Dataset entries
* Begin *

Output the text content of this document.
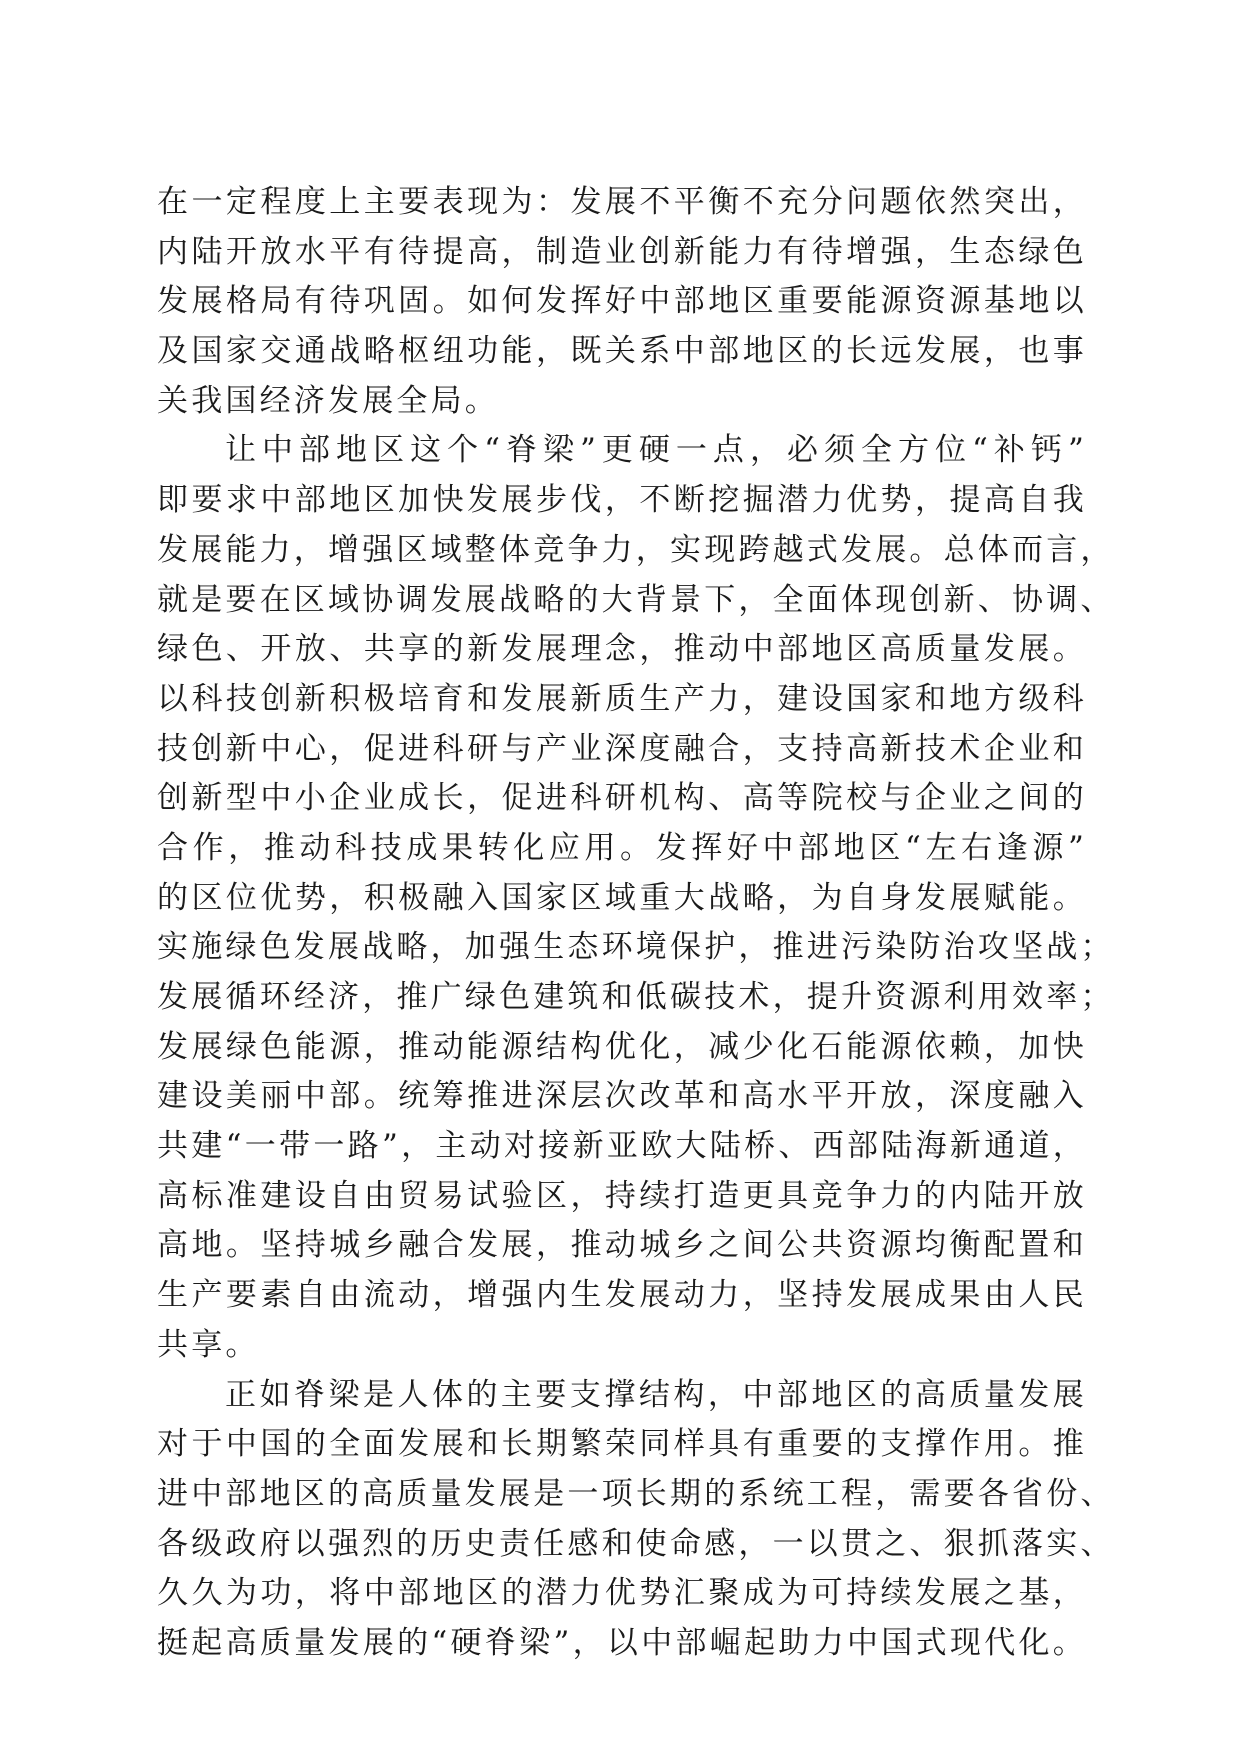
在一定程度上主要表现为：发展不平衡不充分问题依然突出，
内陆开放水平有待提高，制造业创新能力有待增强，生态绿色
发展格局有待巩固。如何发挥好中部地区重要能源资源基地以
及国家交通战略枢纽功能，既关系中部地区的长远发展，也事
关我国经济发展全局。
让中部地区这个“脊梁”更硬一点，必须全方位“补钙”
即要求中部地区加快发展步伐，不断挖掘潜力优势，提高自我
发展能力，增强区域整体竞争力，实现跨越式发展。总体而言，
就是要在区域协调发展战略的大背景下，全面体现创新、协调、
绿色、开放、共享的新发展理念，推动中部地区高质量发展。
以科技创新积极培育和发展新质生产力，建设国家和地方级科
技创新中心，促进科研与产业深度融合，支持高新技术企业和
创新型中小企业成长，促进科研机构、高等院校与企业之间的
合作，推动科技成果转化应用。发挥好中部地区“左右逢源”
的区位优势，积极融入国家区域重大战略，为自身发展赋能。
实施绿色发展战略，加强生态环境保护，推进污染防治攻坚战；
发展循环经济，推广绿色建筑和低碳技术，提升资源利用效率；
发展绿色能源，推动能源结构优化，减少化石能源依赖，加快
建设美丽中部。统筹推进深层次改革和高水平开放，深度融入
共建“一带一路”，主动对接新亚欧大陆桥、西部陆海新通道，
高标准建设自由贸易试验区，持续打造更具竞争力的内陆开放
高地。坚持城乡融合发展，推动城乡之间公共资源均衡配置和
生产要素自由流动，增强内生发展动力，坚持发展成果由人民
共享。
正如脊梁是人体的主要支撑结构，中部地区的高质量发展
对于中国的全面发展和长期繁荣同样具有重要的支撑作用。推
进中部地区的高质量发展是一项长期的系统工程，需要各省份、
各级政府以强烈的历史责任感和使命感，一以贯之、狠抓落实、
久久为功，将中部地区的潜力优势汇聚成为可持续发展之基，
挺起高质量发展的“硬脊梁”，以中部崛起助力中国式现代化。
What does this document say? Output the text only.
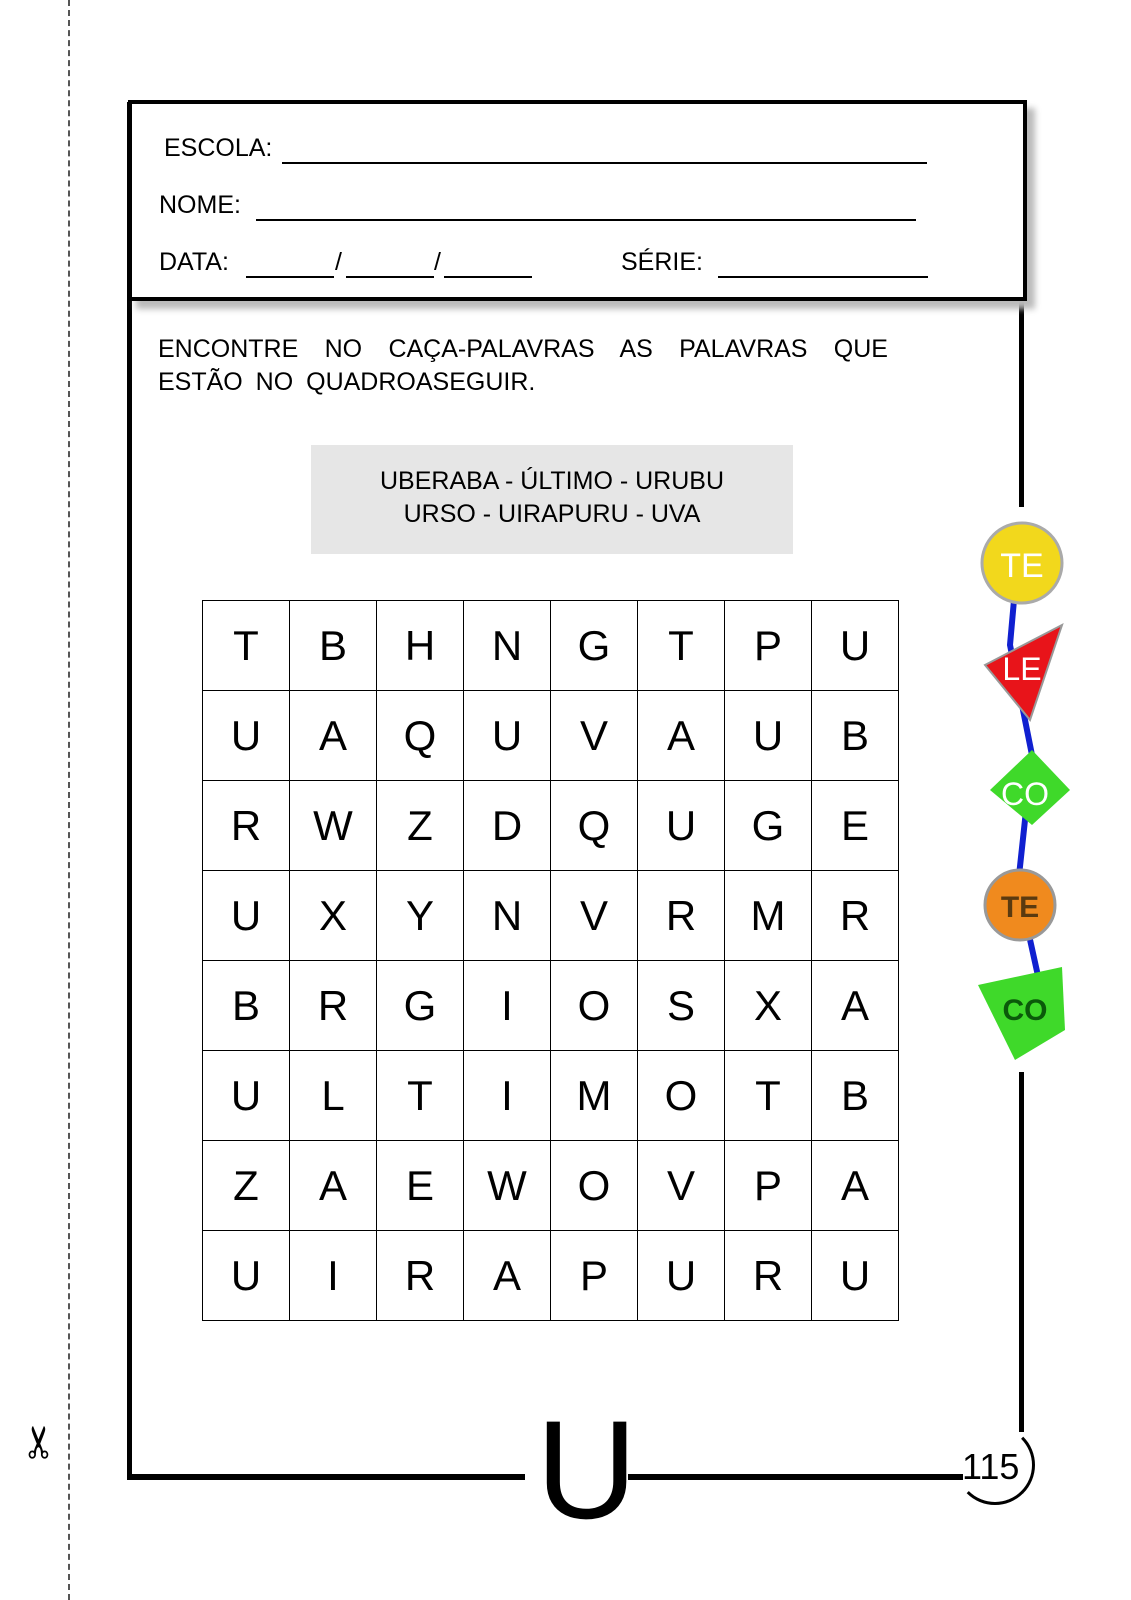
✂
ESCOLA:
NOME:
DATA:	/	/	SÉRIE:
ENCONTRE NO CAÇA-PALAVRAS AS PALAVRAS QUE ESTÃO NO QUADROASEGUIR.
UBERABA - ÚLTIMO - URUBU
URSO - UIRAPURU - UVA
T	B	H	N	G	T	P	U
U	A	Q	U	V	A	U	B
R	W	Z	D	Q	U	G	E
U	X	Y	N	V	R	M	R
B	R	G	I	O	S	X	A
U	L	T	I	M	O	T	B
Z	A	E	W	O	V	P	A
U	I	R	A	P	U	R	U
U	115
TE
LE
CO
TE
CO
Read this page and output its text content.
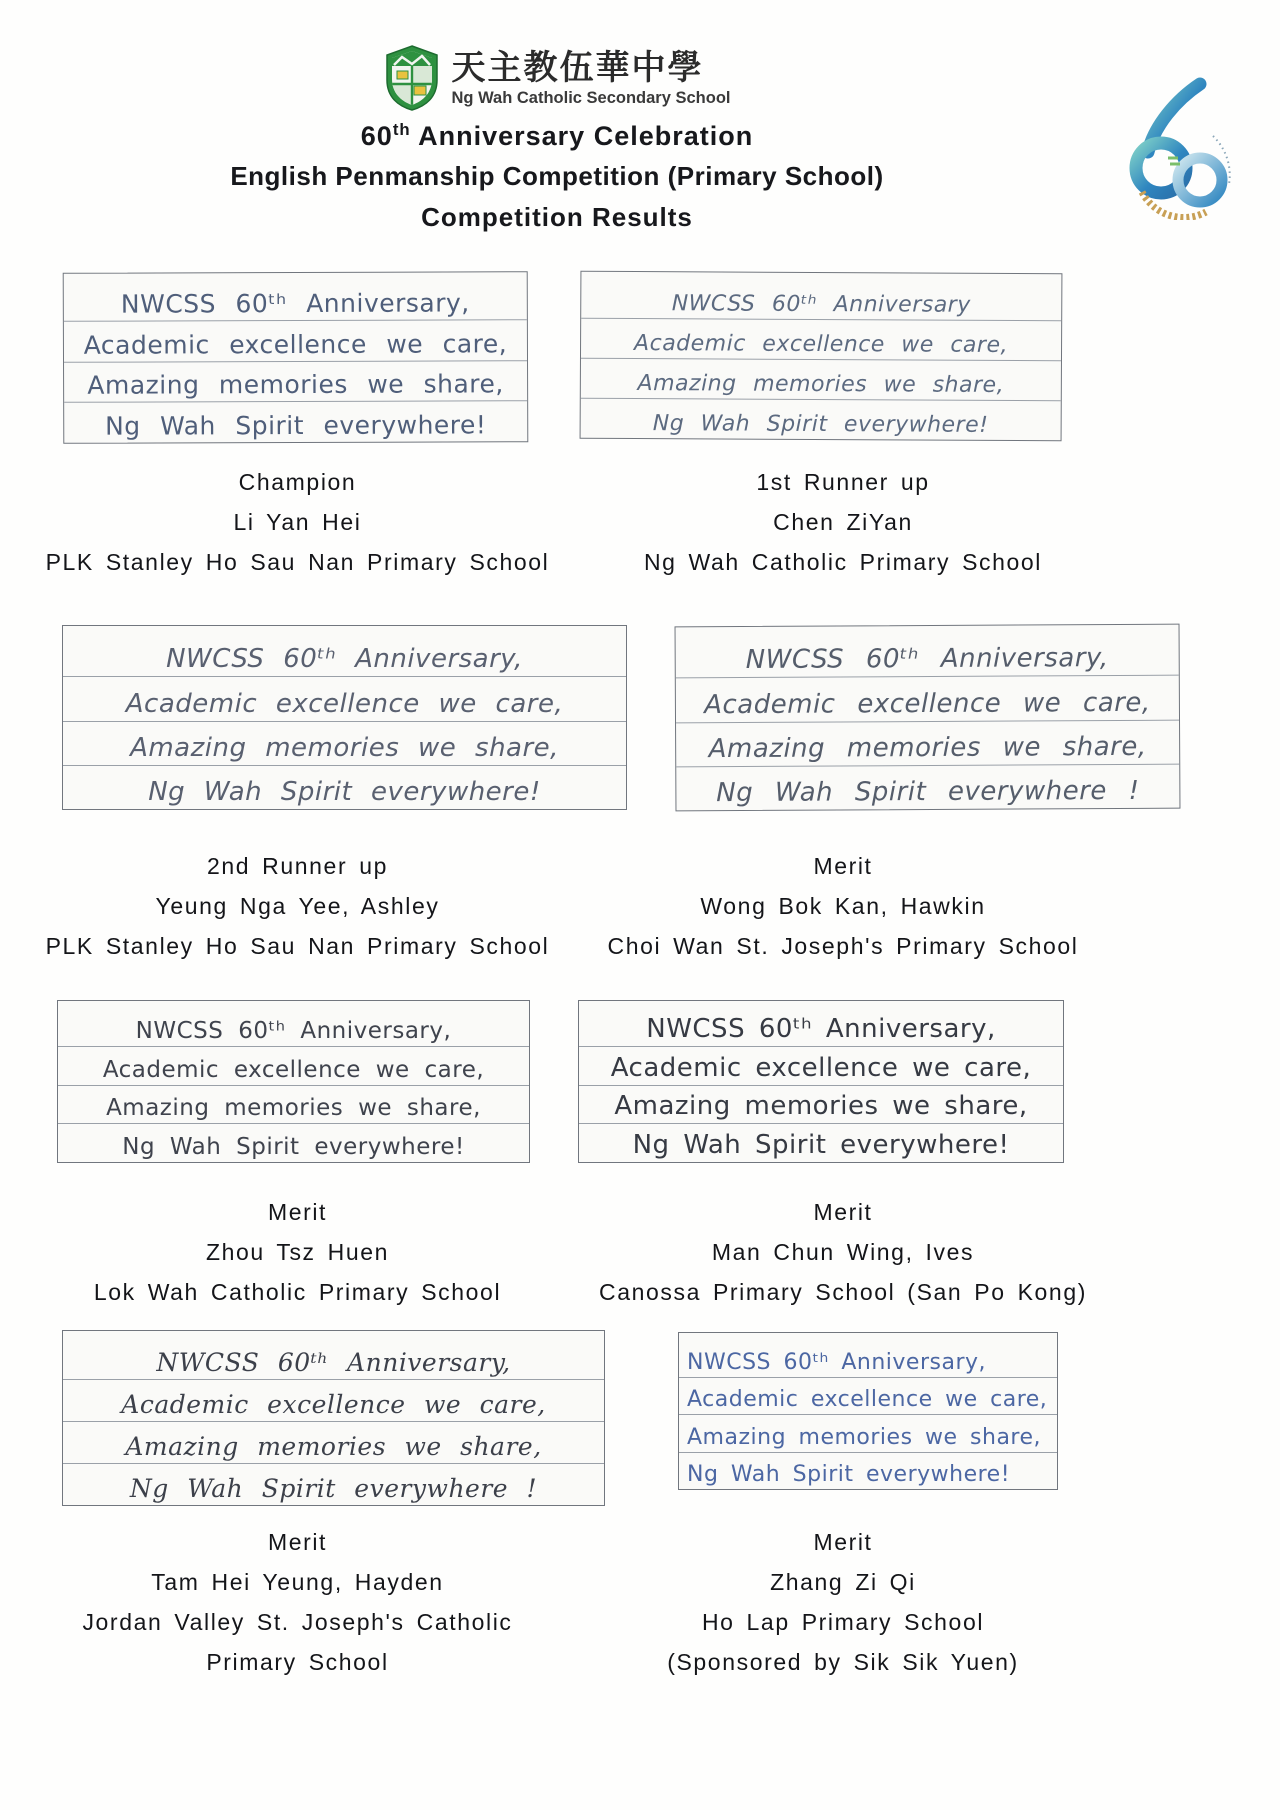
天主教伍華中學
Ng Wah Catholic Secondary School
60th Anniversary Celebration
English Penmanship Competition (Primary School)
Competition Results
NWCSS 60ᵗʰ Anniversary,
Academic excellence we care,
Amazing memories we share,
Ng Wah Spirit everywhere!
NWCSS 60ᵗʰ Anniversary
Academic excellence we care,
Amazing memories we share,
Ng Wah Spirit everywhere!
Champion
Li Yan Hei
PLK Stanley Ho Sau Nan Primary School
1st Runner up
Chen ZiYan
Ng Wah Catholic Primary School
NWCSS 60ᵗʰ Anniversary,
Academic excellence we care,
Amazing memories we share,
Ng Wah Spirit everywhere!
NWCSS 60ᵗʰ Anniversary,
Academic excellence we care,
Amazing memories we share,
Ng Wah Spirit everywhere !
2nd Runner up
Yeung Nga Yee, Ashley
PLK Stanley Ho Sau Nan Primary School
Merit
Wong Bok Kan, Hawkin
Choi Wan St. Joseph's Primary School
NWCSS 60ᵗʰ Anniversary,
Academic excellence we care,
Amazing memories we share,
Ng Wah Spirit everywhere!
NWCSS 60ᵗʰ Anniversary,
Academic excellence we care,
Amazing memories we share,
Ng Wah Spirit everywhere!
Merit
Zhou Tsz Huen
Lok Wah Catholic Primary School
Merit
Man Chun Wing, Ives
Canossa Primary School (San Po Kong)
NWCSS 60ᵗʰ Anniversary,
Academic excellence we care,
Amazing memories we share,
Ng Wah Spirit everywhere !
NWCSS 60ᵗʰ Anniversary,
Academic excellence we care,
Amazing memories we share,
Ng Wah Spirit everywhere!
Merit
Tam Hei Yeung, Hayden
Jordan Valley St. Joseph's Catholic
Primary School
Merit
Zhang Zi Qi
Ho Lap Primary School
(Sponsored by Sik Sik Yuen)
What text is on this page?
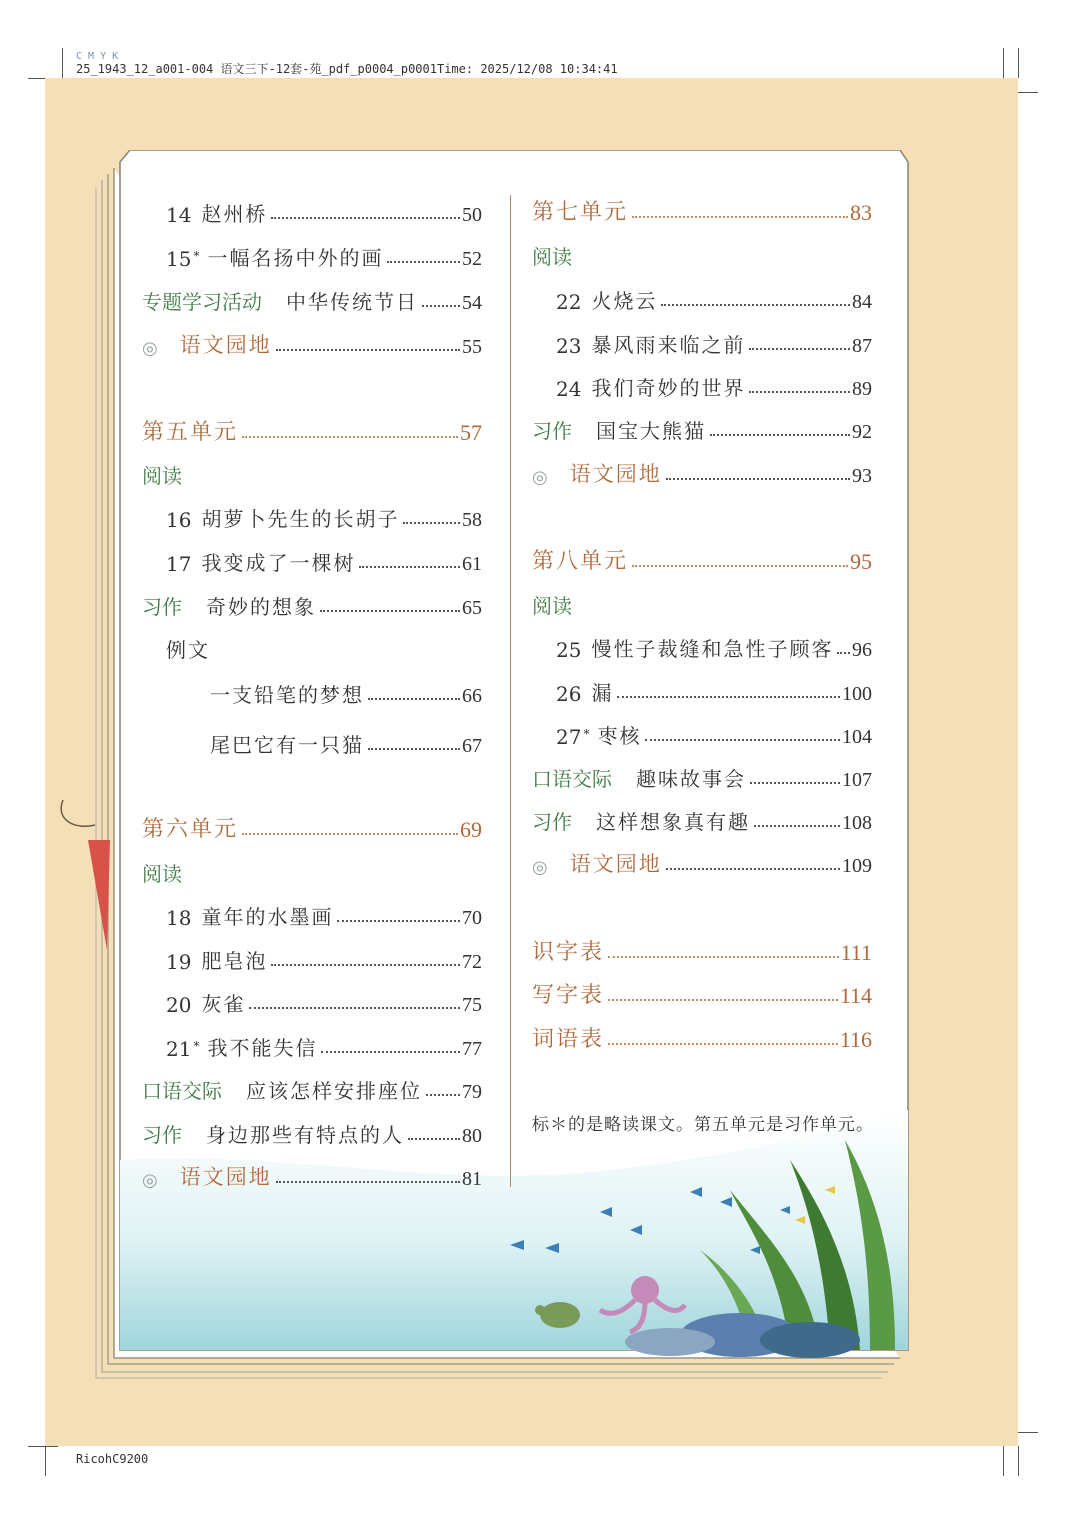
C M Y K
25_1943_12_a001-004 语文三下-12套-苑_pdf_p0004_p0001Time: 2025/12/08 10:34:41
14 赵州桥	50
15 * 一幅名扬中外的画	52
专题学习活动 中华传统节日 54
◎ 语文园地	55
第五单元	57
阅读
16 胡萝卜先生的长胡子	58
17 我变成了一棵树	61
习作 奇妙的想象	65
例文
一支铅笔的梦想	66
尾巴它有一只猫	67
第六单元	69
阅读
18 童年的水墨画	70
19 肥皂泡	72
20 灰雀	75
21 * 我不能失信	77
口语交际 应该怎样安排座位 79
习作 身边那些有特点的人	80
◎ 语文园地	81
第七单元	83
阅读
22 火烧云	84
23 暴风雨来临之前	87
24 我们奇妙的世界	89
习作 国宝大熊猫	92
◎ 语文园地	93
第八单元	95
阅读
25 慢性子裁缝和急性子顾客 96
26 漏	100
27 * 枣核	104
口语交际 趣味故事会	107
习作 这样想象真有趣	108
◎ 语文园地	109
识字表	111
写字表	114
词语表	116
标＊的是略读课文。第五单元是习作单元。
RicohC9200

* End *

» **GIVEN TASK**: Nothing but the lines from the one holding "What text is on this page?" to the end of the entries above should be echoed, exactly and with both ends included; omit the pictures.

» **ANSWER FOR THE TASK**:
What text is on this page?
C M Y K
25_1943_12_a001-004 语文三下-12套-苑_pdf_p0004_p0001Time: 2025/12/08 10:34:41
14 赵州桥	50
15 * 一幅名扬中外的画	52
专题学习活动 中华传统节日 54
◎ 语文园地	55
第五单元	57
阅读
16 胡萝卜先生的长胡子	58
17 我变成了一棵树	61
习作 奇妙的想象	65
例文
一支铅笔的梦想	66
尾巴它有一只猫	67
第六单元	69
阅读
18 童年的水墨画	70
19 肥皂泡	72
20 灰雀	75
21 * 我不能失信	77
口语交际 应该怎样安排座位 79
习作 身边那些有特点的人	80
◎ 语文园地	81
第七单元	83
阅读
22 火烧云	84
23 暴风雨来临之前	87
24 我们奇妙的世界	89
习作 国宝大熊猫	92
◎ 语文园地	93
第八单元	95
阅读
25 慢性子裁缝和急性子顾客 96
26 漏	100
27 * 枣核	104
口语交际 趣味故事会	107
习作 这样想象真有趣	108
◎ 语文园地	109
识字表	111
写字表	114
词语表	116
标＊的是略读课文。第五单元是习作单元。
RicohC9200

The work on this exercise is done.